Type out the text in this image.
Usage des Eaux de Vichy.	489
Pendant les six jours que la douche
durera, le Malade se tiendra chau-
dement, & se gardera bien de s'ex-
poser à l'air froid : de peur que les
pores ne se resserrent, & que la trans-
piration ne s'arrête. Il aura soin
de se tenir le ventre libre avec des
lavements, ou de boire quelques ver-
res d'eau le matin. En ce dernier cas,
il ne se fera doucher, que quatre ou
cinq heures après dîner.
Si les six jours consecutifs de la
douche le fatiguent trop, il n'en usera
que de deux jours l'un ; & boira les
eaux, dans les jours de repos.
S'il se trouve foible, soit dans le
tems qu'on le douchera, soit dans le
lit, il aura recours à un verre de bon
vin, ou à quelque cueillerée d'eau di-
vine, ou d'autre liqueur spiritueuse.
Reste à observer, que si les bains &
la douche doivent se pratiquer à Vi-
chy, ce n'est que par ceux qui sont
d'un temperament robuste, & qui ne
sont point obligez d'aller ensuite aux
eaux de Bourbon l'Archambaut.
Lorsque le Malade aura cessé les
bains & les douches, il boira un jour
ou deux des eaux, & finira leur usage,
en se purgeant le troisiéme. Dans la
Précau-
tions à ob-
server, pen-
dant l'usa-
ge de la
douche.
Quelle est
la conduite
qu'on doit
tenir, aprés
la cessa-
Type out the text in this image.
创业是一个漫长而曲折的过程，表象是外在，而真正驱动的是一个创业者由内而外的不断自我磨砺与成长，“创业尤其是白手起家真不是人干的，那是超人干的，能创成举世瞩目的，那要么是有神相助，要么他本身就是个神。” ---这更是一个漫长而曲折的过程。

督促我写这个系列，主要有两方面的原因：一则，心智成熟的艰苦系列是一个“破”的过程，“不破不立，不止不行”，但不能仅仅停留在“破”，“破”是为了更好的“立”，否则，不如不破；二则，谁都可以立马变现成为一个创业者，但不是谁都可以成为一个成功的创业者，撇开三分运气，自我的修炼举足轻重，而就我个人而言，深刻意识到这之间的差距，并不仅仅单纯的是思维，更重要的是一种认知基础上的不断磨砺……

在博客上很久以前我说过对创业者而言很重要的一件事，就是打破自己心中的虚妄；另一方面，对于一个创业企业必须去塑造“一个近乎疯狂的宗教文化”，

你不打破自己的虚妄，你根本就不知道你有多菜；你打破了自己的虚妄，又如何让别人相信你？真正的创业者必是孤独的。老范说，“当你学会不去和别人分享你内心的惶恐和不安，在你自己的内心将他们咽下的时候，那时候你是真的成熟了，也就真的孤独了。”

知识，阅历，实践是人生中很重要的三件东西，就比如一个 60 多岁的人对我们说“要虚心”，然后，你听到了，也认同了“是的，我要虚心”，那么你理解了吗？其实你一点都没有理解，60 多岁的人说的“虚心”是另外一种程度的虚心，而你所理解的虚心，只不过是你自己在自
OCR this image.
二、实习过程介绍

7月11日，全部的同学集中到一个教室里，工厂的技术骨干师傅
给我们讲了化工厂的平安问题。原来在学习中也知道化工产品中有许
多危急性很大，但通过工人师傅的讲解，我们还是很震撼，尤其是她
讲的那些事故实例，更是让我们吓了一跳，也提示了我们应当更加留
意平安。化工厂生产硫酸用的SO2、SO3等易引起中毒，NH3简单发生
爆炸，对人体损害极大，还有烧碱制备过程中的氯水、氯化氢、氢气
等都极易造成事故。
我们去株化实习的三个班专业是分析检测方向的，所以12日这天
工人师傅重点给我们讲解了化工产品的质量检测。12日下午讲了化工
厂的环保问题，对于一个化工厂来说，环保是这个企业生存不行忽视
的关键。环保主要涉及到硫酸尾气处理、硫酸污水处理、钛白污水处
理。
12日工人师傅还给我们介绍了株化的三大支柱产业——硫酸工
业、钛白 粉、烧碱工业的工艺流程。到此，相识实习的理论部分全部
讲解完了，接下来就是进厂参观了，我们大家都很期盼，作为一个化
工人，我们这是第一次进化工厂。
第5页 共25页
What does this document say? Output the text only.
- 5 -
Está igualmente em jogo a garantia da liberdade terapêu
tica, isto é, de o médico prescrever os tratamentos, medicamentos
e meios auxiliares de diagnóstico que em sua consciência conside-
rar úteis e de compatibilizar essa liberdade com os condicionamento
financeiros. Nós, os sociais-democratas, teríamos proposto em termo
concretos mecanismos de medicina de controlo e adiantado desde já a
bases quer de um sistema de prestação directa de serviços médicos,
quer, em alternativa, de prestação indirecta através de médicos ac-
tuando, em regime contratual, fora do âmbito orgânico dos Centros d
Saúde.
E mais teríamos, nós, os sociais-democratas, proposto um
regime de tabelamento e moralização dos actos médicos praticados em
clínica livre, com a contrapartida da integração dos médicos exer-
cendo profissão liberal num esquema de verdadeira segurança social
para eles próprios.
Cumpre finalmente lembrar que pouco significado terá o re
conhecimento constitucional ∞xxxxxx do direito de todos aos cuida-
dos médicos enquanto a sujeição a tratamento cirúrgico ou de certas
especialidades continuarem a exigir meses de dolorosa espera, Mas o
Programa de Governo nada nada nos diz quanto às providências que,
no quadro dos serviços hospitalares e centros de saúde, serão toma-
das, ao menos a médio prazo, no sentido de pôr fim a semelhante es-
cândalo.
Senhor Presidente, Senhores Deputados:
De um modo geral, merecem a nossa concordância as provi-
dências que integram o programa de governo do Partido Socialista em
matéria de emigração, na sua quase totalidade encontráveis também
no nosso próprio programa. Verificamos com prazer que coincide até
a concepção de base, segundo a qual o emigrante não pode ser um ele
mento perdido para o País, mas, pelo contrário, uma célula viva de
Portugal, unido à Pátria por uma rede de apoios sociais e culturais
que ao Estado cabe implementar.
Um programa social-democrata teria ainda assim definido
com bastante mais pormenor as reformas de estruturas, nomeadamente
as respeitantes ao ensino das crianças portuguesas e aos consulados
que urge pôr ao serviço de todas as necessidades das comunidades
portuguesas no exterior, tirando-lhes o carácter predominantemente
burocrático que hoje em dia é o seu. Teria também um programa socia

#####

Retype the listing. Match it exactly.

Type out the text in this image.
Usage des Eaux de Vichy.	489
Pendant les six jours que la douche
durera, le Malade se tiendra chau-
dement, & se gardera bien de s'ex-
poser à l'air froid : de peur que les
pores ne se resserrent, & que la trans-
piration ne s'arrête. Il aura soin
de se tenir le ventre libre avec des
lavements, ou de boire quelques ver-
res d'eau le matin. En ce dernier cas,
il ne se fera doucher, que quatre ou
cinq heures après dîner.
Si les six jours consecutifs de la
douche le fatiguent trop, il n'en usera
que de deux jours l'un ; & boira les
eaux, dans les jours de repos.
S'il se trouve foible, soit dans le
tems qu'on le douchera, soit dans le
lit, il aura recours à un verre de bon
vin, ou à quelque cueillerée d'eau di-
vine, ou d'autre liqueur spiritueuse.
Reste à observer, que si les bains &
la douche doivent se pratiquer à Vi-
chy, ce n'est que par ceux qui sont
d'un temperament robuste, & qui ne
sont point obligez d'aller ensuite aux
eaux de Bourbon l'Archambaut.
Lorsque le Malade aura cessé les
bains & les douches, il boira un jour
ou deux des eaux, & finira leur usage,
en se purgeant le troisiéme. Dans la
Précau-
tions à ob-
server, pen-
dant l'usa-
ge de la
douche.
Quelle est
la conduite
qu'on doit
tenir, aprés
la cessa-
Type out the text in this image.
创业是一个漫长而曲折的过程，表象是外在，而真正驱动的是一个创业者由内而外的不断自我磨砺与成长，“创业尤其是白手起家真不是人干的，那是超人干的，能创成举世瞩目的，那要么是有神相助，要么他本身就是个神。” ---这更是一个漫长而曲折的过程。

督促我写这个系列，主要有两方面的原因：一则，心智成熟的艰苦系列是一个“破”的过程，“不破不立，不止不行”，但不能仅仅停留在“破”，“破”是为了更好的“立”，否则，不如不破；二则，谁都可以立马变现成为一个创业者，但不是谁都可以成为一个成功的创业者，撇开三分运气，自我的修炼举足轻重，而就我个人而言，深刻意识到这之间的差距，并不仅仅单纯的是思维，更重要的是一种认知基础上的不断磨砺……

在博客上很久以前我说过对创业者而言很重要的一件事，就是打破自己心中的虚妄；另一方面，对于一个创业企业必须去塑造“一个近乎疯狂的宗教文化”，

你不打破自己的虚妄，你根本就不知道你有多菜；你打破了自己的虚妄，又如何让别人相信你？真正的创业者必是孤独的。老范说，“当你学会不去和别人分享你内心的惶恐和不安，在你自己的内心将他们咽下的时候，那时候你是真的成熟了，也就真的孤独了。”

知识，阅历，实践是人生中很重要的三件东西，就比如一个 60 多岁的人对我们说“要虚心”，然后，你听到了，也认同了“是的，我要虚心”，那么你理解了吗？其实你一点都没有理解，60 多岁的人说的“虚心”是另外一种程度的虚心，而你所理解的虚心，只不过是你自己在自
OCR this image.
二、实习过程介绍

7月11日，全部的同学集中到一个教室里，工厂的技术骨干师傅
给我们讲了化工厂的平安问题。原来在学习中也知道化工产品中有许
多危急性很大，但通过工人师傅的讲解，我们还是很震撼，尤其是她
讲的那些事故实例，更是让我们吓了一跳，也提示了我们应当更加留
意平安。化工厂生产硫酸用的SO2、SO3等易引起中毒，NH3简单发生
爆炸，对人体损害极大，还有烧碱制备过程中的氯水、氯化氢、氢气
等都极易造成事故。
我们去株化实习的三个班专业是分析检测方向的，所以12日这天
工人师傅重点给我们讲解了化工产品的质量检测。12日下午讲了化工
厂的环保问题，对于一个化工厂来说，环保是这个企业生存不行忽视
的关键。环保主要涉及到硫酸尾气处理、硫酸污水处理、钛白污水处
理。
12日工人师傅还给我们介绍了株化的三大支柱产业——硫酸工
业、钛白 粉、烧碱工业的工艺流程。到此，相识实习的理论部分全部
讲解完了，接下来就是进厂参观了，我们大家都很期盼，作为一个化
工人，我们这是第一次进化工厂。
第5页 共25页
What does this document say? Output the text only.
- 5 -
Está igualmente em jogo a garantia da liberdade terapêu
tica, isto é, de o médico prescrever os tratamentos, medicamentos
e meios auxiliares de diagnóstico que em sua consciência conside-
rar úteis e de compatibilizar essa liberdade com os condicionamento
financeiros. Nós, os sociais-democratas, teríamos proposto em termo
concretos mecanismos de medicina de controlo e adiantado desde já a
bases quer de um sistema de prestação directa de serviços médicos,
quer, em alternativa, de prestação indirecta através de médicos ac-
tuando, em regime contratual, fora do âmbito orgânico dos Centros d
Saúde.
E mais teríamos, nós, os sociais-democratas, proposto um
regime de tabelamento e moralização dos actos médicos praticados em
clínica livre, com a contrapartida da integração dos médicos exer-
cendo profissão liberal num esquema de verdadeira segurança social
para eles próprios.
Cumpre finalmente lembrar que pouco significado terá o re
conhecimento constitucional ∞xxxxxx do direito de todos aos cuida-
dos médicos enquanto a sujeição a tratamento cirúrgico ou de certas
especialidades continuarem a exigir meses de dolorosa espera, Mas o
Programa de Governo nada nada nos diz quanto às providências que,
no quadro dos serviços hospitalares e centros de saúde, serão toma-
das, ao menos a médio prazo, no sentido de pôr fim a semelhante es-
cândalo.
Senhor Presidente, Senhores Deputados:
De um modo geral, merecem a nossa concordância as provi-
dências que integram o programa de governo do Partido Socialista em
matéria de emigração, na sua quase totalidade encontráveis também
no nosso próprio programa. Verificamos com prazer que coincide até
a concepção de base, segundo a qual o emigrante não pode ser um ele
mento perdido para o País, mas, pelo contrário, uma célula viva de
Portugal, unido à Pátria por uma rede de apoios sociais e culturais
que ao Estado cabe implementar.
Um programa social-democrata teria ainda assim definido
com bastante mais pormenor as reformas de estruturas, nomeadamente
as respeitantes ao ensino das crianças portuguesas e aos consulados
que urge pôr ao serviço de todas as necessidades das comunidades
portuguesas no exterior, tirando-lhes o carácter predominantemente
burocrático que hoje em dia é o seu. Teria também um programa socia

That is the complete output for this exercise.